For its part the State rejoins with emphasis, viz:
“Obviously, the appellee’s failure to stay in a single lane shares some conduct in common with his driving while intoxicated; in both instances it must be shown, for example, that appellee was driving. * * * * [AJppellee will not be guilty of DWI because she was driving and failed to stay in her lane of traffic; nor will the appellee be guilty of DWI because she was intoxicated and failed to stay in her lane of traffic. While the jury will probably hear some evidence that the appellee failed to stay in a single lane, the jury will be authorized to return a guilty verdict only if it finds that the appellee was driving while intoxicated, and the former simply cannot be categorized as a ‘component offense’ or ‘essential element’ of the latter, [note omitted].”
*862State’s Appellate Brief, at 19-20. Thus we understand its position is that although failing to stay in a single marked lane is “conduct” it is not an “essential element” of driving while intoxicated; therefore, testimony that appellee failed to stay in her lane is nothing more than “evidence” in the case.
While appealing at first blush, neither argument will withstand closer examination and further analysis.
In the first place, our “critical inquiry” into what conduct the State will prove to establish an essential element of driving while intoxicated has not been simplified by consistent declarations from the State. While in the hearing below the trial prosecutor said it “needs” the prosecuted conduct to show probable cause to stop appellant, n. 6, ante at 12, the appellate prosecutor now points out that this court observed in Neaves v. State, 767 S.W.2d 784 (Tex.Cr.App.1989), that “ ‘probable cause’ is not an ultimate fact to be proven in a DWI prosecution,” and says the State will proffer testimony of conduct of appellee in “weaving in and out of her lane of traffic” as “some evidence of intoxication,” Brief, at 19. For purposes of “critical inquiry” we accept that the State “will prove conduct that constitutes an offense which [appellee] has already been prosecuted.”

Item position entries
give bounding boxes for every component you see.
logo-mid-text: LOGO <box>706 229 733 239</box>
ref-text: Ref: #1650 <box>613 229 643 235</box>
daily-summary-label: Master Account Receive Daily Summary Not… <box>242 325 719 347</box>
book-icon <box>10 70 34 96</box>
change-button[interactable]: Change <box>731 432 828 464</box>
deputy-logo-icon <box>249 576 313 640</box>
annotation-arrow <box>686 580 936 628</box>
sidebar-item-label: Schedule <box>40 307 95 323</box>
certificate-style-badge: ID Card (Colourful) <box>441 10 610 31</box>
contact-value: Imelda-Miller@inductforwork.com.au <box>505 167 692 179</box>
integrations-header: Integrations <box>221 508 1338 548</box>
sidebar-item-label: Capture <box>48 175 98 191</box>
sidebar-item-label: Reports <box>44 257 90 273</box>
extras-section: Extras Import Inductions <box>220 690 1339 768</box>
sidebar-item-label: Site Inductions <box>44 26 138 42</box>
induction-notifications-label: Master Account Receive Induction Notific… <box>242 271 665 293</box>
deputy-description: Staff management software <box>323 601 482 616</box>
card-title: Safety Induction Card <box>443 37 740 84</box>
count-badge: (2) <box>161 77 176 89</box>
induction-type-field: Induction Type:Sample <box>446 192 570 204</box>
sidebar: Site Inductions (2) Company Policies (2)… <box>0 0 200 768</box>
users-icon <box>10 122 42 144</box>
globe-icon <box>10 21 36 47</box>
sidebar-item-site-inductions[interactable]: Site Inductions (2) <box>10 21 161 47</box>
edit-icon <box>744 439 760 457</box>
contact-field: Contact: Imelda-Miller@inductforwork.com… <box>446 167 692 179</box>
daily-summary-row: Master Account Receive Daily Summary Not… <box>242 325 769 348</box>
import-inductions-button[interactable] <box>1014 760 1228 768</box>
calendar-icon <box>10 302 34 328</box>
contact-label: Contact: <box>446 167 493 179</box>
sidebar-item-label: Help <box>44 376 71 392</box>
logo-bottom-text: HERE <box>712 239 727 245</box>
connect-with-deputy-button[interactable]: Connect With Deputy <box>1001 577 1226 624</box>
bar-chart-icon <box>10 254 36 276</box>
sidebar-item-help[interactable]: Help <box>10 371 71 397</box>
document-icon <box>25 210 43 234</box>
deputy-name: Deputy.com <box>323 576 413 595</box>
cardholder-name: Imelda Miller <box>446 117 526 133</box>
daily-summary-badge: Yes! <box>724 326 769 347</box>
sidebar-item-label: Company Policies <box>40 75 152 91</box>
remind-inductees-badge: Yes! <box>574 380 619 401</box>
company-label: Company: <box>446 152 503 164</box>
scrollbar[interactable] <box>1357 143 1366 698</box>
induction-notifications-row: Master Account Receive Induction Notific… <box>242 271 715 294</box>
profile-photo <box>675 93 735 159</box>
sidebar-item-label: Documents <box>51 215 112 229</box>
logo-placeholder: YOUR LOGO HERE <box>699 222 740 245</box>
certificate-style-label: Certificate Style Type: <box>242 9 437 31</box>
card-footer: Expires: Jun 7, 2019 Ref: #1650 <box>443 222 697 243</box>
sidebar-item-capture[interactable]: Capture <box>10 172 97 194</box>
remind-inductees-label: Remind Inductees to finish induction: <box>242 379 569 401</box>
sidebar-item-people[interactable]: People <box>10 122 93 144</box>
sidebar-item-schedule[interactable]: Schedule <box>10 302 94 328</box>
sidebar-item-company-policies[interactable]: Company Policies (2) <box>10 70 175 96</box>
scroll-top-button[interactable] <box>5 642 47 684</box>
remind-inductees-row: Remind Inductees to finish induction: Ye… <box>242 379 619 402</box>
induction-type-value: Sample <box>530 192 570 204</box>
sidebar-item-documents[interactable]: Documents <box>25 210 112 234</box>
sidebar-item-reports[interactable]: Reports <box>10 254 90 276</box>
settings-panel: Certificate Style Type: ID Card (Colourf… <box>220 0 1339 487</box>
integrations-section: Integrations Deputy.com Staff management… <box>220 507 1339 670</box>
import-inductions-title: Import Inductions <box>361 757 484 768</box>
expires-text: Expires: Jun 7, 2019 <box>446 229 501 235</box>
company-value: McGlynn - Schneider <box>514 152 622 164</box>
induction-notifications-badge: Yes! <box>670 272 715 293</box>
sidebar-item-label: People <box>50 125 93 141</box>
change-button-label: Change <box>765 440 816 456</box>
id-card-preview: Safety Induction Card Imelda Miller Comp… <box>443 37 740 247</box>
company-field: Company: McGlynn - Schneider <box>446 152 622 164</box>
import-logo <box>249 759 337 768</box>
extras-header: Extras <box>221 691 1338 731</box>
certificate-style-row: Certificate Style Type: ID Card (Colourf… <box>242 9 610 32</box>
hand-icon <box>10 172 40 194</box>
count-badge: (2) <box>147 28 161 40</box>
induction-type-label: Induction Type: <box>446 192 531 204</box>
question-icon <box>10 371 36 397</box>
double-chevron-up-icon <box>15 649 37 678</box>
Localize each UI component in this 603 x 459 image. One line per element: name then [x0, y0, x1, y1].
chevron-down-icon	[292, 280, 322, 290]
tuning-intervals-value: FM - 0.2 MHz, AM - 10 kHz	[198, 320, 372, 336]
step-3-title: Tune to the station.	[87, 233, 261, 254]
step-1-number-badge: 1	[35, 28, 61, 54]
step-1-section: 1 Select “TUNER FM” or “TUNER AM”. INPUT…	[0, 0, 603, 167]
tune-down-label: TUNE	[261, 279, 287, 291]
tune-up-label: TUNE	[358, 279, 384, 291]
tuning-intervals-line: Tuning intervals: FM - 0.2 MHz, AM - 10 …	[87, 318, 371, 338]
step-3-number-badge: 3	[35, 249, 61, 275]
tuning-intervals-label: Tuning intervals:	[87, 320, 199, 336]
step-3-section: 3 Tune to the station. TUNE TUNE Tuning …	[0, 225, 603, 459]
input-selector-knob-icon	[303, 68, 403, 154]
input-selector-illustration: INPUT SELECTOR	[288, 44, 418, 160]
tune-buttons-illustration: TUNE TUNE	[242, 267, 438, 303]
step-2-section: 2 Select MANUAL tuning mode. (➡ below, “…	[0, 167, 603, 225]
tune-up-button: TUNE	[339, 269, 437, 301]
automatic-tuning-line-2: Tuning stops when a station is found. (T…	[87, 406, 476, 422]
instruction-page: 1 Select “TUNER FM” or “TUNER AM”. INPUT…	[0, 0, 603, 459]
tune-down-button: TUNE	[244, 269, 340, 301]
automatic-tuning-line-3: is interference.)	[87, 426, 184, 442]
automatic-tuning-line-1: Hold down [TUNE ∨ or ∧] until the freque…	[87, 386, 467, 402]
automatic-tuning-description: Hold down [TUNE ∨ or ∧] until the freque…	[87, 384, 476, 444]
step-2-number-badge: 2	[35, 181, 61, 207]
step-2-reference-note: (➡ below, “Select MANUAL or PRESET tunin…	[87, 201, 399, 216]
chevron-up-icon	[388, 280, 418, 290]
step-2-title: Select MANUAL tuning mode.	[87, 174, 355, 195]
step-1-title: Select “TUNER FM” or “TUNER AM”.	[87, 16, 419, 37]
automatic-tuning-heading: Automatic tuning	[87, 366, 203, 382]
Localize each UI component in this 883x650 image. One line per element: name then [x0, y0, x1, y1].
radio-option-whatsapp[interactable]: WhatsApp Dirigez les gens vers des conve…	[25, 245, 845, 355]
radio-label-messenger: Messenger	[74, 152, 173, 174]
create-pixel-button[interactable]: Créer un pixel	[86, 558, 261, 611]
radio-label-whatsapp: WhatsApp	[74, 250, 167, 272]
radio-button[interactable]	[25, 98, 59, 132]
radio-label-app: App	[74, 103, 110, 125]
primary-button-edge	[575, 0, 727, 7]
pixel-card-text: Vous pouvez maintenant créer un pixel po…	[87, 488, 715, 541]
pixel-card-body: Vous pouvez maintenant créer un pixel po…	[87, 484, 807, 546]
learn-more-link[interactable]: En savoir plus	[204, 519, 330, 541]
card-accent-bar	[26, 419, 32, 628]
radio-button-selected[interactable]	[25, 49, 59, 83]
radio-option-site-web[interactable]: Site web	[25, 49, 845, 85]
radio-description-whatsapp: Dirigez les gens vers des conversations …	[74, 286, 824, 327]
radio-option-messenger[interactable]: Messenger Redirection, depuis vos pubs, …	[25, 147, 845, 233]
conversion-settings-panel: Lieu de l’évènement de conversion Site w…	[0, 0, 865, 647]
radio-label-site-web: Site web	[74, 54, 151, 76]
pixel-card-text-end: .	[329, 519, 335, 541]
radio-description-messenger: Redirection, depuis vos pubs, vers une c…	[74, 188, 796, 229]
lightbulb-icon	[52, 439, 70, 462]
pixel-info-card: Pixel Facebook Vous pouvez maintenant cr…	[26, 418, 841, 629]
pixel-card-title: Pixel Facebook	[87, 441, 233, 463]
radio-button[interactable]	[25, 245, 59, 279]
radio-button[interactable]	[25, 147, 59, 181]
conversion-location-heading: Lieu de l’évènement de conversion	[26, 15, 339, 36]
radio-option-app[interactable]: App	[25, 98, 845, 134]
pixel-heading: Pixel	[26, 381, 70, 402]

* THINGS TO DO *
1 > In the court opinion excerpt, which case does the appellate prosecutor cite for the point that probable cause is not an ultimate fact to be proven in a DWI prosecution?
2 > Explain why, according to the court opinion excerpt, the court's "critical inquiry" into the conduct the State will prove has not been simplified.

* COMPLETED EXERCISE *
1 > Neaves v. State, 767 S.W.2d 784 (Tex.Cr.App.1989).

2 > The State has not made consistent declarations. In the hearing below, the trial prosecutor said the State "needs" the prosecuted conduct to show probable cause to stop appellant. The appellate prosecutor instead says probable cause is not an ultimate fact in a DWI prosecution and offers the weaving testimony as "some evidence of intoxication."